◆ TASK GOAL:
Copy each line that contains the word "color".

◆ DATASET ENTRIES:

═══

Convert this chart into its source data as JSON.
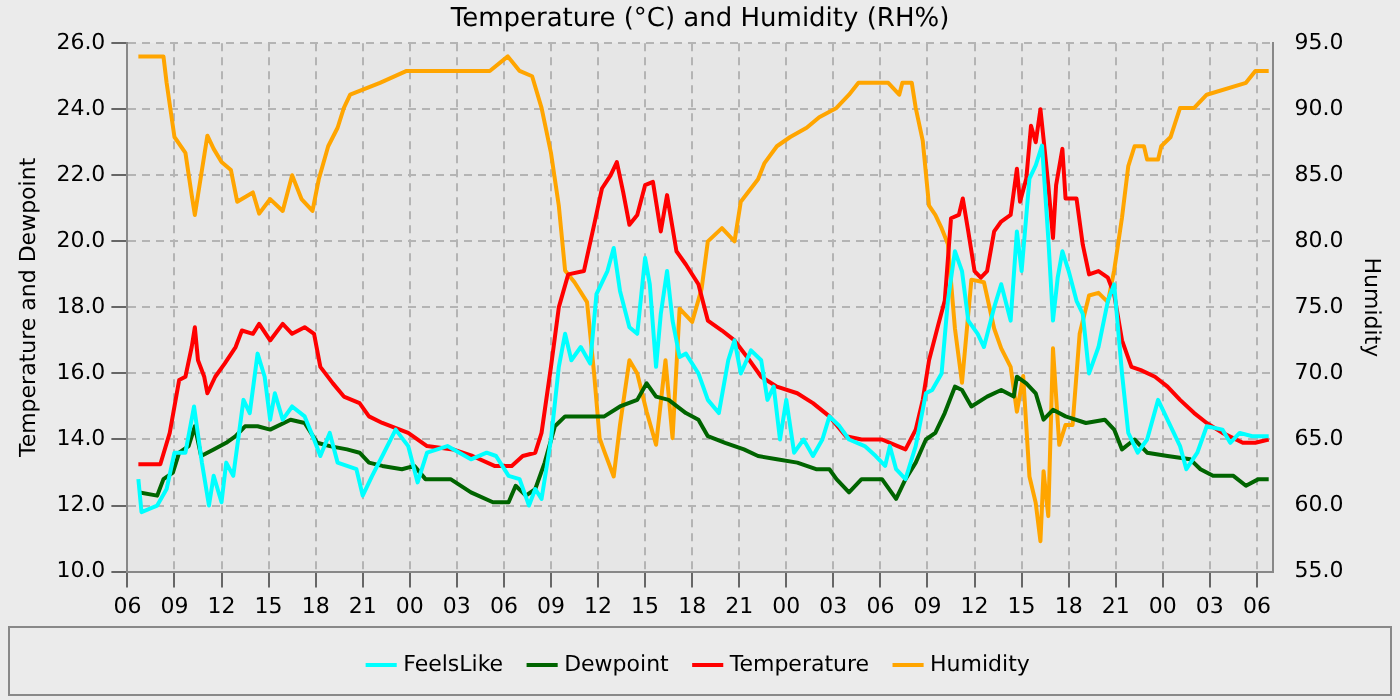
{
  "chart_data": {
    "type": "line",
    "title": "Temperature (°C) and Humidity (RH%)",
    "ylabel": "Temperature and Dewpoint",
    "y2label": "Humidity",
    "xlim": [
      6,
      79
    ],
    "xticks": [
      {
        "value": 6,
        "label": "06"
      },
      {
        "value": 9,
        "label": "09"
      },
      {
        "value": 12,
        "label": "12"
      },
      {
        "value": 15,
        "label": "15"
      },
      {
        "value": 18,
        "label": "18"
      },
      {
        "value": 21,
        "label": "21"
      },
      {
        "value": 24,
        "label": "00"
      },
      {
        "value": 27,
        "label": "03"
      },
      {
        "value": 30,
        "label": "06"
      },
      {
        "value": 33,
        "label": "09"
      },
      {
        "value": 36,
        "label": "12"
      },
      {
        "value": 39,
        "label": "15"
      },
      {
        "value": 42,
        "label": "18"
      },
      {
        "value": 45,
        "label": "21"
      },
      {
        "value": 48,
        "label": "00"
      },
      {
        "value": 51,
        "label": "03"
      },
      {
        "value": 54,
        "label": "06"
      },
      {
        "value": 57,
        "label": "09"
      },
      {
        "value": 60,
        "label": "12"
      },
      {
        "value": 63,
        "label": "15"
      },
      {
        "value": 66,
        "label": "18"
      },
      {
        "value": 69,
        "label": "21"
      },
      {
        "value": 72,
        "label": "00"
      },
      {
        "value": 75,
        "label": "03"
      },
      {
        "value": 78,
        "label": "06"
      }
    ],
    "ylim": [
      10,
      26
    ],
    "yticks": [
      {
        "value": 10,
        "label": "10.0"
      },
      {
        "value": 12,
        "label": "12.0"
      },
      {
        "value": 14,
        "label": "14.0"
      },
      {
        "value": 16,
        "label": "16.0"
      },
      {
        "value": 18,
        "label": "18.0"
      },
      {
        "value": 20,
        "label": "20.0"
      },
      {
        "value": 22,
        "label": "22.0"
      },
      {
        "value": 24,
        "label": "24.0"
      },
      {
        "value": 26,
        "label": "26.0"
      }
    ],
    "y2lim": [
      55,
      95
    ],
    "y2ticks": [
      {
        "value": 55,
        "label": "55.0"
      },
      {
        "value": 60,
        "label": "60.0"
      },
      {
        "value": 65,
        "label": "65.0"
      },
      {
        "value": 70,
        "label": "70.0"
      },
      {
        "value": 75,
        "label": "75.0"
      },
      {
        "value": 80,
        "label": "80.0"
      },
      {
        "value": 85,
        "label": "85.0"
      },
      {
        "value": 90,
        "label": "90.0"
      },
      {
        "value": 95,
        "label": "95.0"
      }
    ],
    "grid": true,
    "legend": "bottom",
    "line_style": "solid",
    "series": [
      {
        "name": "FeelsLike",
        "color": "#00ffff",
        "x": [
          6.7,
          6.9,
          7.9,
          8.5,
          9,
          9.7,
          10.25,
          10.75,
          11.2,
          11.5,
          12,
          12.3,
          12.75,
          13.4,
          13.8,
          14.3,
          14.75,
          15.1,
          15.4,
          15.9,
          16.5,
          17.3,
          17.9,
          18.3,
          18.9,
          19.4,
          20,
          20.6,
          21,
          21.6,
          22.25,
          23.1,
          23.9,
          24.5,
          25.1,
          26.4,
          27.9,
          28.9,
          29.5,
          30.3,
          31,
          31.6,
          32,
          32.4,
          33,
          33.5,
          33.9,
          34.3,
          34.9,
          35.5,
          35.9,
          36.6,
          37,
          37.4,
          38,
          38.5,
          39,
          39.3,
          39.7,
          40,
          40.4,
          40.75,
          41.2,
          41.6,
          42.4,
          43,
          43.7,
          44.3,
          44.7,
          45.1,
          45.75,
          46.4,
          46.8,
          47.2,
          47.6,
          48,
          48.5,
          49.1,
          49.7,
          50.3,
          50.75,
          51.4,
          52,
          53,
          53.7,
          54.3,
          54.6,
          55,
          55.6,
          56.25,
          56.9,
          57.3,
          57.9,
          58.3,
          58.75,
          59.2,
          59.6,
          60.2,
          60.6,
          61.25,
          61.7,
          62.3,
          62.7,
          63,
          63.5,
          63.9,
          64.3,
          64.7,
          65,
          65.3,
          65.6,
          66,
          66.5,
          66.9,
          67.3,
          67.9,
          68.5,
          68.9,
          69.4,
          69.8,
          70.4,
          71,
          71.7,
          72.1,
          72.5,
          73.1,
          73.5,
          74.2,
          74.8,
          75.8,
          76.3,
          76.9,
          77.7,
          78.75
        ],
        "values": [
          12.8,
          11.8,
          12.0,
          12.5,
          13.6,
          13.6,
          15.0,
          13.3,
          12.0,
          12.9,
          12.1,
          13.3,
          12.9,
          15.2,
          14.8,
          16.6,
          15.9,
          14.6,
          15.4,
          14.6,
          15.0,
          14.7,
          14.0,
          13.5,
          14.2,
          13.3,
          13.2,
          13.1,
          12.3,
          12.9,
          13.5,
          14.3,
          13.8,
          12.7,
          13.6,
          13.8,
          13.4,
          13.6,
          13.5,
          12.9,
          12.8,
          12.0,
          12.5,
          12.2,
          14.0,
          16.2,
          17.2,
          16.4,
          16.8,
          16.3,
          18.4,
          19.1,
          19.8,
          18.5,
          17.4,
          17.2,
          19.5,
          18.7,
          16.2,
          17.8,
          19.1,
          17.6,
          16.5,
          16.6,
          16.0,
          15.2,
          14.8,
          16.4,
          17.0,
          16.0,
          16.7,
          16.4,
          15.2,
          15.6,
          14.0,
          15.2,
          13.6,
          14.0,
          13.5,
          14.0,
          14.7,
          14.4,
          14.0,
          13.8,
          13.5,
          13.2,
          13.8,
          13.1,
          12.8,
          13.8,
          15.4,
          15.5,
          16.0,
          18.2,
          19.7,
          19.1,
          17.6,
          17.2,
          16.8,
          18.0,
          18.7,
          17.6,
          20.3,
          19.1,
          21.9,
          22.3,
          22.9,
          20.1,
          17.6,
          18.9,
          19.7,
          19.1,
          18.2,
          17.8,
          16.0,
          16.8,
          18.2,
          18.7,
          16.0,
          14.2,
          13.6,
          14.0,
          15.2,
          14.8,
          14.4,
          13.8,
          13.1,
          13.6,
          14.4,
          14.3,
          13.9,
          14.2,
          14.1,
          14.1
        ]
      },
      {
        "name": "Dewpoint",
        "color": "#006400",
        "x": [
          6.7,
          7.9,
          8.3,
          8.9,
          9.3,
          9.9,
          10.3,
          10.7,
          11.5,
          12.3,
          12.9,
          13.5,
          14.3,
          15.1,
          16.4,
          17.3,
          18.1,
          18.9,
          20,
          20.8,
          21.4,
          22.25,
          23.5,
          24.3,
          25,
          26.6,
          27.9,
          29.3,
          30.3,
          30.75,
          31.4,
          32,
          32.6,
          33.25,
          33.9,
          35.3,
          36.4,
          37.4,
          38.5,
          39.1,
          39.7,
          40.5,
          41.6,
          42.4,
          43,
          44.1,
          45.3,
          46.2,
          47.4,
          48.7,
          49.9,
          50.75,
          51.2,
          52,
          52.8,
          54.1,
          55,
          55.6,
          56.25,
          56.9,
          57.5,
          58.1,
          58.75,
          59.2,
          59.8,
          60.8,
          61.7,
          62.5,
          62.7,
          63.3,
          63.9,
          64.4,
          65,
          65.8,
          67.1,
          68.3,
          68.9,
          69.4,
          70.2,
          71,
          72.3,
          73.75,
          74.4,
          75.2,
          76.5,
          77.3,
          78.1,
          78.75
        ],
        "values": [
          12.4,
          12.3,
          12.8,
          13.0,
          13.6,
          13.8,
          14.4,
          13.5,
          13.7,
          13.9,
          14.1,
          14.4,
          14.4,
          14.3,
          14.6,
          14.5,
          13.9,
          13.8,
          13.7,
          13.6,
          13.3,
          13.2,
          13.1,
          13.2,
          12.8,
          12.8,
          12.4,
          12.1,
          12.1,
          12.6,
          12.3,
          12.5,
          13.3,
          14.4,
          14.7,
          14.7,
          14.7,
          15.0,
          15.2,
          15.7,
          15.3,
          15.2,
          14.8,
          14.6,
          14.1,
          13.9,
          13.7,
          13.5,
          13.4,
          13.3,
          13.1,
          13.1,
          12.8,
          12.4,
          12.8,
          12.8,
          12.2,
          12.8,
          13.3,
          14.0,
          14.2,
          14.8,
          15.6,
          15.5,
          15.0,
          15.3,
          15.5,
          15.3,
          15.9,
          15.7,
          15.4,
          14.6,
          14.9,
          14.7,
          14.5,
          14.6,
          14.3,
          13.7,
          14.0,
          13.6,
          13.5,
          13.4,
          13.1,
          12.9,
          12.9,
          12.6,
          12.8,
          12.8
        ]
      },
      {
        "name": "Temperature",
        "color": "#ff0000",
        "x": [
          6.7,
          8.1,
          8.7,
          9.3,
          9.7,
          10.1,
          10.3,
          10.5,
          10.9,
          11.1,
          11.6,
          12.2,
          12.9,
          13.3,
          14,
          14.4,
          15.1,
          15.9,
          16.5,
          17.3,
          17.9,
          18.3,
          19.1,
          19.8,
          20.8,
          21.4,
          22.25,
          23.9,
          25.1,
          26.75,
          28,
          29.4,
          30.5,
          31.2,
          32,
          32.4,
          33,
          33.5,
          34.1,
          35.1,
          35.75,
          36.25,
          36.8,
          37.2,
          37.6,
          38,
          38.5,
          39,
          39.5,
          40,
          40.4,
          41,
          41.6,
          42.4,
          43,
          43.9,
          44.7,
          45.5,
          46.4,
          47.4,
          48.7,
          49.7,
          50.75,
          51.8,
          52.8,
          54.1,
          55.1,
          55.6,
          56.25,
          56.7,
          57.1,
          57.7,
          58.1,
          58.5,
          59,
          59.25,
          59.6,
          60,
          60.4,
          60.8,
          61.25,
          61.7,
          62.3,
          62.7,
          62.9,
          63.3,
          63.6,
          63.9,
          64.2,
          64.4,
          64.7,
          65,
          65.2,
          65.6,
          65.8,
          66.5,
          66.9,
          67.3,
          67.9,
          68.5,
          68.9,
          69.4,
          70,
          70.6,
          71.5,
          72.3,
          73.1,
          74,
          74.8,
          75.8,
          77.1,
          77.9,
          78.75
        ],
        "values": [
          13.25,
          13.25,
          14.2,
          15.8,
          15.9,
          16.8,
          17.4,
          16.4,
          15.9,
          15.4,
          15.9,
          16.3,
          16.8,
          17.3,
          17.2,
          17.5,
          17.0,
          17.5,
          17.2,
          17.4,
          17.2,
          16.2,
          15.7,
          15.3,
          15.1,
          14.7,
          14.5,
          14.2,
          13.8,
          13.7,
          13.5,
          13.2,
          13.2,
          13.5,
          13.6,
          14.2,
          16.2,
          18.0,
          19.0,
          19.1,
          20.5,
          21.6,
          22.0,
          22.4,
          21.5,
          20.5,
          20.8,
          21.7,
          21.8,
          20.3,
          21.4,
          19.7,
          19.3,
          18.7,
          17.6,
          17.3,
          17.0,
          16.5,
          15.9,
          15.6,
          15.4,
          15.1,
          14.7,
          14.1,
          14.0,
          14.0,
          13.8,
          13.7,
          14.3,
          15.2,
          16.4,
          17.5,
          18.2,
          20.7,
          20.8,
          21.3,
          20.3,
          19.1,
          18.9,
          19.1,
          20.3,
          20.6,
          20.8,
          22.2,
          21.2,
          21.9,
          23.5,
          23.0,
          24.0,
          23.1,
          21.7,
          20.1,
          21.7,
          22.8,
          21.3,
          21.3,
          19.9,
          19.0,
          19.1,
          18.9,
          18.4,
          17.0,
          16.2,
          16.1,
          15.9,
          15.6,
          15.2,
          14.8,
          14.5,
          14.2,
          13.9,
          13.9,
          14.0
        ]
      },
      {
        "name": "Humidity",
        "color": "#ffa500",
        "axis": "y2",
        "x": [
          6.7,
          8.3,
          8.5,
          9,
          9.7,
          10.1,
          10.3,
          10.7,
          11.1,
          11.5,
          12,
          12.6,
          13,
          14,
          14.4,
          15.1,
          15.9,
          16.5,
          17.1,
          17.8,
          18.2,
          18.8,
          19.4,
          19.8,
          20.2,
          22.1,
          23.8,
          29.1,
          30.25,
          31,
          31.8,
          32.4,
          33,
          33.5,
          33.9,
          34.5,
          35.3,
          35.75,
          36.1,
          36.4,
          37,
          37.4,
          38,
          38.5,
          39.1,
          39.7,
          40.3,
          40.75,
          41.2,
          42,
          42.6,
          43,
          43.9,
          44.7,
          45.1,
          46.2,
          46.6,
          47.4,
          48.25,
          49.3,
          50.1,
          51.2,
          52,
          52.6,
          54.5,
          55.2,
          55.4,
          56,
          56.25,
          56.7,
          57.1,
          57.5,
          57.9,
          58.3,
          58.75,
          59.2,
          59.4,
          59.8,
          60.6,
          61.25,
          61.7,
          62.3,
          62.7,
          63.1,
          63.5,
          63.9,
          64.2,
          64.4,
          64.7,
          65,
          65.4,
          65.8,
          66.25,
          66.7,
          67.3,
          67.9,
          68.5,
          68.9,
          69.4,
          69.8,
          70.2,
          70.8,
          71,
          71.7,
          71.9,
          72.5,
          73.1,
          74,
          74.8,
          77.3,
          77.9,
          78.75
        ],
        "values": [
          94,
          94,
          92,
          87.9,
          86.7,
          83.5,
          82,
          85,
          88,
          87,
          86,
          85.4,
          83,
          83.7,
          82.1,
          83.2,
          82.3,
          85,
          83.2,
          82.3,
          84.7,
          87.2,
          88.6,
          90.1,
          91.1,
          92,
          92.9,
          92.9,
          94,
          92.9,
          92.5,
          90.1,
          86.7,
          82.7,
          77.8,
          76.9,
          75.4,
          70,
          65.1,
          64.1,
          62.2,
          66.1,
          71,
          70,
          67.1,
          64.6,
          71,
          65.1,
          74.9,
          73.9,
          76.4,
          80,
          81,
          80,
          83,
          84.7,
          85.9,
          87.2,
          87.9,
          88.6,
          89.4,
          90.1,
          91.1,
          92,
          92,
          91.1,
          92,
          92,
          90.1,
          87.6,
          82.7,
          82,
          81,
          79.8,
          73.4,
          69.3,
          71.9,
          77.1,
          76.9,
          73.4,
          71.9,
          70.5,
          67.1,
          69.8,
          62.2,
          60.2,
          57.3,
          62.6,
          59.2,
          71.9,
          64.6,
          66.1,
          66.1,
          73,
          75.9,
          76.1,
          75.4,
          77.8,
          81.8,
          85.7,
          87.2,
          87.2,
          86.2,
          86.2,
          87.2,
          87.9,
          90.1,
          90.1,
          91.1,
          92,
          92.9,
          92.9
        ]
      }
    ]
  }
}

═══

◆ EXERCISE ANSWER:
        "color": "#00ffff",
        "color": "#006400",
        "color": "#ff0000",
        "color": "#ffa500",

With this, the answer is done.